Aim:
Leave out the pictures and restate the rest of the data exactly.

## start Data to process

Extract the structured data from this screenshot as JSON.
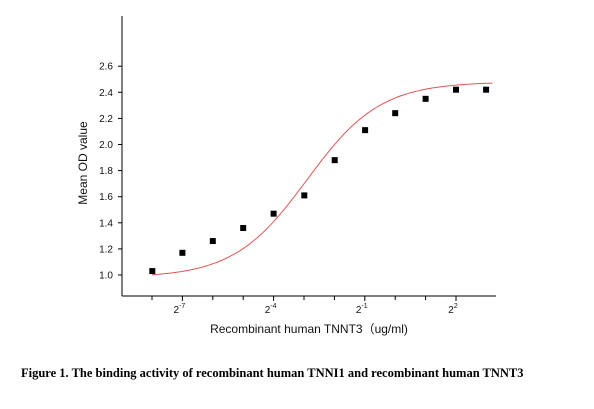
{
  "chart_data": {
    "type": "scatter",
    "xlabel": "Recombinant human TNNT3（ug/ml)",
    "ylabel": "Mean OD value",
    "x_scale": "log2",
    "xlim": [
      -8.6,
      2.2
    ],
    "ylim": [
      0.92,
      2.6
    ],
    "y_ticks": [
      1.0,
      1.2,
      1.4,
      1.6,
      1.8,
      2.0,
      2.2,
      2.4,
      2.6
    ],
    "y_tick_labels": [
      "1.0",
      "1.2",
      "1.4",
      "1.6",
      "1.8",
      "2.0",
      "2.2",
      "2.4",
      "2.6"
    ],
    "x_ticks_major": [
      {
        "base": "2",
        "exp": "-7",
        "log2": -7
      },
      {
        "base": "2",
        "exp": "-4",
        "log2": -4
      },
      {
        "base": "2",
        "exp": "-1",
        "log2": -1
      },
      {
        "base": "2",
        "exp": "2",
        "log2": 2
      }
    ],
    "x_ticks_minor_log2": [
      -8,
      -6,
      -5,
      -3,
      -2,
      0,
      1
    ],
    "series": [
      {
        "marker": "square",
        "color": "#000000",
        "points": [
          {
            "x": -7.99,
            "y": 1.03
          },
          {
            "x": -7.0,
            "y": 1.17
          },
          {
            "x": -6.0,
            "y": 1.26
          },
          {
            "x": -5.0,
            "y": 1.36
          },
          {
            "x": -4.0,
            "y": 1.47
          },
          {
            "x": -2.99,
            "y": 1.61
          },
          {
            "x": -1.99,
            "y": 1.88
          },
          {
            "x": -0.99,
            "y": 2.11
          },
          {
            "x": 0.0,
            "y": 2.24
          },
          {
            "x": 1.0,
            "y": 2.35
          },
          {
            "x": 2.0,
            "y": 2.42
          },
          {
            "x": 2.99,
            "y": 2.42
          }
        ]
      }
    ],
    "fit": {
      "model": "4PL",
      "color": "#e05555",
      "bottom": 0.98,
      "top": 2.48,
      "ec50_log2": -2.9,
      "hill": 1.2,
      "x_range_log2": [
        -8.0,
        3.2
      ]
    },
    "grid": false,
    "legend": "none"
  },
  "caption": {
    "text": "Figure 1. The binding activity of recombinant human TNNI1 and recombinant human TNNT3"
  }
}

## end Data to process

Solution to this problem:
Extract the structured data from this screenshot as JSON.
{
  "chart_data": {
    "type": "scatter",
    "xlabel": "Recombinant human TNNT3（ug/ml)",
    "ylabel": "Mean OD value",
    "x_scale": "log2",
    "xlim": [
      -8.6,
      2.2
    ],
    "ylim": [
      0.92,
      2.6
    ],
    "y_ticks": [
      1.0,
      1.2,
      1.4,
      1.6,
      1.8,
      2.0,
      2.2,
      2.4,
      2.6
    ],
    "y_tick_labels": [
      "1.0",
      "1.2",
      "1.4",
      "1.6",
      "1.8",
      "2.0",
      "2.2",
      "2.4",
      "2.6"
    ],
    "x_ticks_major": [
      {
        "base": "2",
        "exp": "-7",
        "log2": -7
      },
      {
        "base": "2",
        "exp": "-4",
        "log2": -4
      },
      {
        "base": "2",
        "exp": "-1",
        "log2": -1
      },
      {
        "base": "2",
        "exp": "2",
        "log2": 2
      }
    ],
    "x_ticks_minor_log2": [
      -8,
      -6,
      -5,
      -3,
      -2,
      0,
      1
    ],
    "series": [
      {
        "marker": "square",
        "color": "#000000",
        "points": [
          {
            "x": -7.99,
            "y": 1.03
          },
          {
            "x": -7.0,
            "y": 1.17
          },
          {
            "x": -6.0,
            "y": 1.26
          },
          {
            "x": -5.0,
            "y": 1.36
          },
          {
            "x": -4.0,
            "y": 1.47
          },
          {
            "x": -2.99,
            "y": 1.61
          },
          {
            "x": -1.99,
            "y": 1.88
          },
          {
            "x": -0.99,
            "y": 2.11
          },
          {
            "x": 0.0,
            "y": 2.24
          },
          {
            "x": 1.0,
            "y": 2.35
          },
          {
            "x": 2.0,
            "y": 2.42
          },
          {
            "x": 2.99,
            "y": 2.42
          }
        ]
      }
    ],
    "fit": {
      "model": "4PL",
      "color": "#e05555",
      "bottom": 0.98,
      "top": 2.48,
      "ec50_log2": -2.9,
      "hill": 1.2,
      "x_range_log2": [
        -8.0,
        3.2
      ]
    },
    "grid": false,
    "legend": "none"
  },
  "caption": {
    "text": "Figure 1. The binding activity of recombinant human TNNI1 and recombinant human TNNT3"
  }
}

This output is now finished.